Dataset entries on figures
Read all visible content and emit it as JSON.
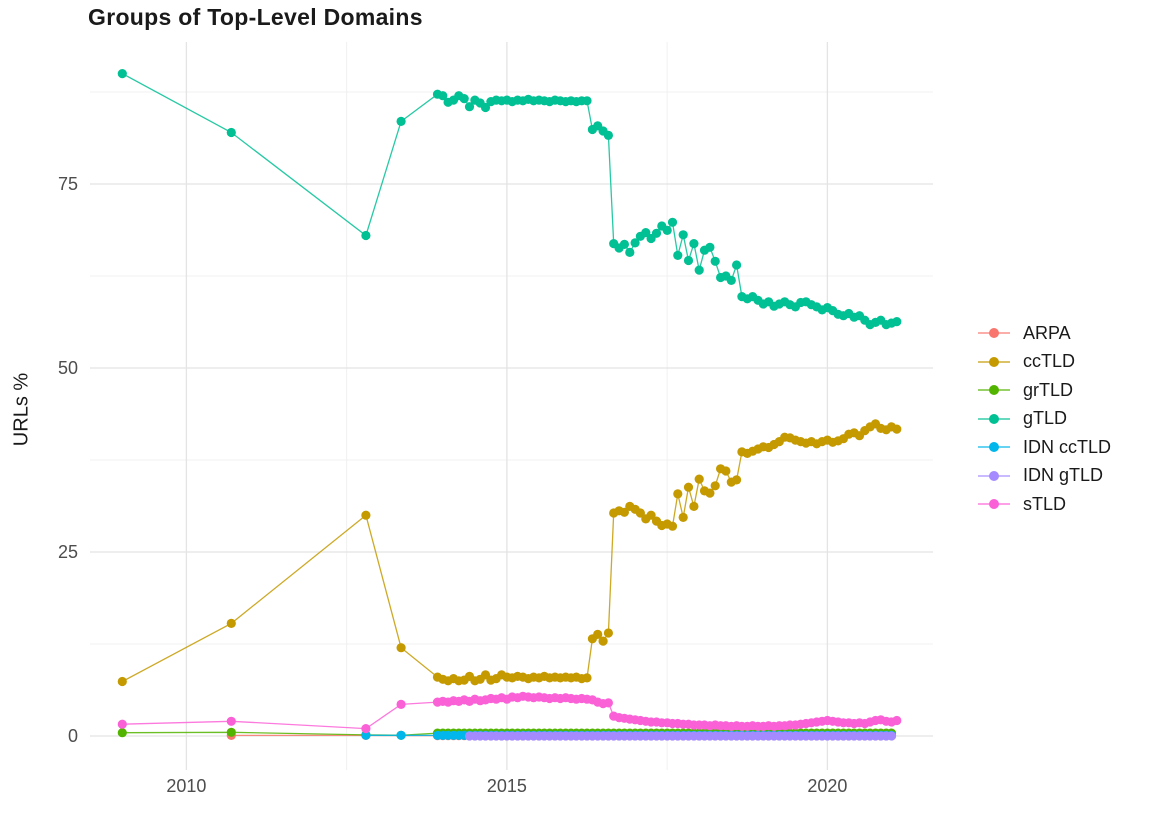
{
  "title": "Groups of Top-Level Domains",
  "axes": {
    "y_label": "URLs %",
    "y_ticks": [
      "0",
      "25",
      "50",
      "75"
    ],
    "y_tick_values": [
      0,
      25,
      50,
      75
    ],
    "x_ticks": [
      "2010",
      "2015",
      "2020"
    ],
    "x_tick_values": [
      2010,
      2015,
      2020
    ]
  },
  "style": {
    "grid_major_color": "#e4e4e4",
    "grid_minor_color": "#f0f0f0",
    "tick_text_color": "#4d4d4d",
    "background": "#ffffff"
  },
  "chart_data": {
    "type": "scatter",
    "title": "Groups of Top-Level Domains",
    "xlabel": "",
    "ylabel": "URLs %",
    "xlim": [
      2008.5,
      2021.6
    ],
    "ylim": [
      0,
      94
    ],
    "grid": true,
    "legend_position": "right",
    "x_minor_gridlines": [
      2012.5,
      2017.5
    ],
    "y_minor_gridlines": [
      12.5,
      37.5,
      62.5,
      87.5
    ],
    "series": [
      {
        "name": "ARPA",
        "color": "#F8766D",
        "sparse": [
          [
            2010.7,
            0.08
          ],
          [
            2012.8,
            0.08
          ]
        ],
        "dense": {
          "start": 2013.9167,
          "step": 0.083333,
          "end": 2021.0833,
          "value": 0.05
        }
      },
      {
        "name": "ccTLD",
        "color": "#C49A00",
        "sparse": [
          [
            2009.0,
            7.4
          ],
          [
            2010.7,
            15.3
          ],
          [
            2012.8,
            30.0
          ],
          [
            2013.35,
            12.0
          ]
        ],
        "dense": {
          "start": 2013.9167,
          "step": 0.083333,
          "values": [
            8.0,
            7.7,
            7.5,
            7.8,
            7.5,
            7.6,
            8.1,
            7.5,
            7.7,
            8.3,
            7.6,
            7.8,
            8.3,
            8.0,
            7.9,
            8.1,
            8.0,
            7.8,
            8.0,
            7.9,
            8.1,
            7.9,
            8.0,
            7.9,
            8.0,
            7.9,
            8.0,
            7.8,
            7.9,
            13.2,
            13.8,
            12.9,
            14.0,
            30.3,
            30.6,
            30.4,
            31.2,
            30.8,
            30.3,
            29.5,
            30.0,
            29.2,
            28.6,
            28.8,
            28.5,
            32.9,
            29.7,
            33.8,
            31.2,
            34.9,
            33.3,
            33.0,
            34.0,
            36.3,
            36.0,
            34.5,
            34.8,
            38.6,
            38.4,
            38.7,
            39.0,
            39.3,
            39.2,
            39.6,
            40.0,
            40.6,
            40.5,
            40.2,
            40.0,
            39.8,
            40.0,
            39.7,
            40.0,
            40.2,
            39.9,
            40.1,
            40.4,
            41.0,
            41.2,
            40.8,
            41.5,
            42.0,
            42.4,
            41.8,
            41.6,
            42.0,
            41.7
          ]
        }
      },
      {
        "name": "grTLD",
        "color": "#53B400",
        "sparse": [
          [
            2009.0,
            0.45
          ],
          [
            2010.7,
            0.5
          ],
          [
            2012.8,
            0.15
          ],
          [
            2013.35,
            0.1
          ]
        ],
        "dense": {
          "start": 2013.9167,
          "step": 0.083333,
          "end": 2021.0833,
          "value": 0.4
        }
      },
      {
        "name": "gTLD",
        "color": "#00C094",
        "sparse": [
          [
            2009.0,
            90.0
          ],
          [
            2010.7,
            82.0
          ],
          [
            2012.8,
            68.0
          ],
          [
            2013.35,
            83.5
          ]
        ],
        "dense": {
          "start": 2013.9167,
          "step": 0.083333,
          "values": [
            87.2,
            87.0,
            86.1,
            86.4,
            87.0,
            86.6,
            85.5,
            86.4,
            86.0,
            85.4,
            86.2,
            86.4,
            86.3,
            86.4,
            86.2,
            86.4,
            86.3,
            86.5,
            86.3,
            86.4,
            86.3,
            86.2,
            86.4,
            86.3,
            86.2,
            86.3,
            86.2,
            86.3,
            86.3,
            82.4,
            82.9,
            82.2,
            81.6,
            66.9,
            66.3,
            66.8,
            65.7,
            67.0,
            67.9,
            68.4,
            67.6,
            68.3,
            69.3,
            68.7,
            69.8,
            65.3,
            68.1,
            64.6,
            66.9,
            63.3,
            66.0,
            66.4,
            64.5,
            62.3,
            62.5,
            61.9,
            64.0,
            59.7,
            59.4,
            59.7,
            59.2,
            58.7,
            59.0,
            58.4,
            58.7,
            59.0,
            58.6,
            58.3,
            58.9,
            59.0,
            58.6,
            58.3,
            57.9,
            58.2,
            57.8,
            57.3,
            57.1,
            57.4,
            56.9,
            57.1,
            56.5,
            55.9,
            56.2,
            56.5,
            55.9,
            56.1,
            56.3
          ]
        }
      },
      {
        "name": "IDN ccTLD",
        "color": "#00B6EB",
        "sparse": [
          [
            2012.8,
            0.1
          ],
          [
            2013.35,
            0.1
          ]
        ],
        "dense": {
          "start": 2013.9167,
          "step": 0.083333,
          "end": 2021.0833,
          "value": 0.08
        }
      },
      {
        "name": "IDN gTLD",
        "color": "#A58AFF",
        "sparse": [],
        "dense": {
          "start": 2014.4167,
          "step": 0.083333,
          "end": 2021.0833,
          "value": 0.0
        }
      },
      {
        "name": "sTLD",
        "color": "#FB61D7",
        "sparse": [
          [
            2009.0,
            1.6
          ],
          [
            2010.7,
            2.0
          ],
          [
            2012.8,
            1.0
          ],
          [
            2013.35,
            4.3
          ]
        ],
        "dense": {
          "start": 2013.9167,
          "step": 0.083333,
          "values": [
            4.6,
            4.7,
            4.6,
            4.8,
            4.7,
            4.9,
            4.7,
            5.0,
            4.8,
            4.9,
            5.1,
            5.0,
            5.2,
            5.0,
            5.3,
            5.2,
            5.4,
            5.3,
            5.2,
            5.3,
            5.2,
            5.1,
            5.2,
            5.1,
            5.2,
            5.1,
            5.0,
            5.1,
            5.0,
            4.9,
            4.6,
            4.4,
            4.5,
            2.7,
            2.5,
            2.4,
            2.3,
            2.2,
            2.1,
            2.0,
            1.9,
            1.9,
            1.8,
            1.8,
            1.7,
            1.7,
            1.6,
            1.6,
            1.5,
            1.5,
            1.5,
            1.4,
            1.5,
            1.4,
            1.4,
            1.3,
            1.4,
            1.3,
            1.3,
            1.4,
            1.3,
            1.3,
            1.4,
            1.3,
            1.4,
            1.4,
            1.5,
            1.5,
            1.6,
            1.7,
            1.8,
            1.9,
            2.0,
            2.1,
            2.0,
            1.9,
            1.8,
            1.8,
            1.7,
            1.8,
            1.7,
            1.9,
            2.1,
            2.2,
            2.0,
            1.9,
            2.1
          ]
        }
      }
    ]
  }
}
...
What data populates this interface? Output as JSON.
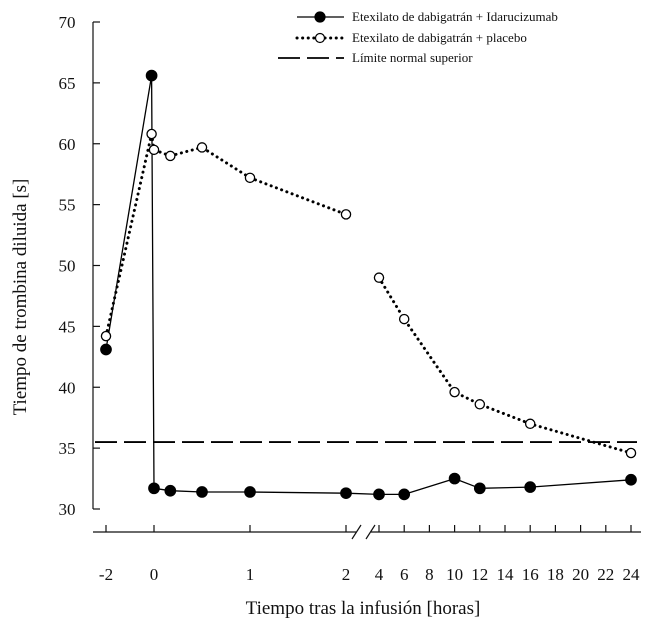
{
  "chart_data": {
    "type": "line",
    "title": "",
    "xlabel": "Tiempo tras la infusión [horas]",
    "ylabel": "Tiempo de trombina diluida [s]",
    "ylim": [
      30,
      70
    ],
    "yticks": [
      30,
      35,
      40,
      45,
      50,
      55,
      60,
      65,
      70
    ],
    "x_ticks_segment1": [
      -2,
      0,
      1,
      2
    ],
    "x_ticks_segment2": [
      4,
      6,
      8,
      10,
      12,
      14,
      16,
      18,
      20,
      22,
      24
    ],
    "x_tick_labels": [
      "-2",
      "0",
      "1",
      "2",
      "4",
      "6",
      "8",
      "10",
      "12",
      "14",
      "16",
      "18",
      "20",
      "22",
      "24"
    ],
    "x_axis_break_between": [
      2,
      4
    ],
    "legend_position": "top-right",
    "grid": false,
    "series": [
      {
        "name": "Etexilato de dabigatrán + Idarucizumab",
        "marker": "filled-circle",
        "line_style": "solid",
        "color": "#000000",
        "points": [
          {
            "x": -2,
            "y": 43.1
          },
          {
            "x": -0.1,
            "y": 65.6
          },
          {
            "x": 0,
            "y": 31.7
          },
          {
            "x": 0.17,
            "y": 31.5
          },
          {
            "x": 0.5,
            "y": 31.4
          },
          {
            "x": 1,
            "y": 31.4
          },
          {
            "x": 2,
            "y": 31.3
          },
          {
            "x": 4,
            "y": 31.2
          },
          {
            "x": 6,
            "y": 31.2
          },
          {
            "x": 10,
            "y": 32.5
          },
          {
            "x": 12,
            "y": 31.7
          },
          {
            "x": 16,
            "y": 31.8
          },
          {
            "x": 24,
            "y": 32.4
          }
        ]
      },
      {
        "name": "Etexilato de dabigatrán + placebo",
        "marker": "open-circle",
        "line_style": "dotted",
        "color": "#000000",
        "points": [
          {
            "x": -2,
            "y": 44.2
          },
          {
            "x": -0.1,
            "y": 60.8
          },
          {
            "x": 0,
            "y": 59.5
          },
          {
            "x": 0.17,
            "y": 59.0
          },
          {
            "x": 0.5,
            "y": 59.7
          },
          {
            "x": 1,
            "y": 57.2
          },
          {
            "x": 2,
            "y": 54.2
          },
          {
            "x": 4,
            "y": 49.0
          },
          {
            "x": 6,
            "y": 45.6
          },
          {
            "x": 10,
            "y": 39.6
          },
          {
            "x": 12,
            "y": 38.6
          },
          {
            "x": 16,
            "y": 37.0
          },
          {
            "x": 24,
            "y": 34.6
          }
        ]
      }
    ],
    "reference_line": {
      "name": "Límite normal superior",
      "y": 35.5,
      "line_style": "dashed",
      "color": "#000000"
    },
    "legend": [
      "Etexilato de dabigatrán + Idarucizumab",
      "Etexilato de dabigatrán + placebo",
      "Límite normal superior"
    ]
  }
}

§ EXERCISE TASK
Each line containing "name" counts once; state the total number of such lines and nothing else.

§ RESULT
10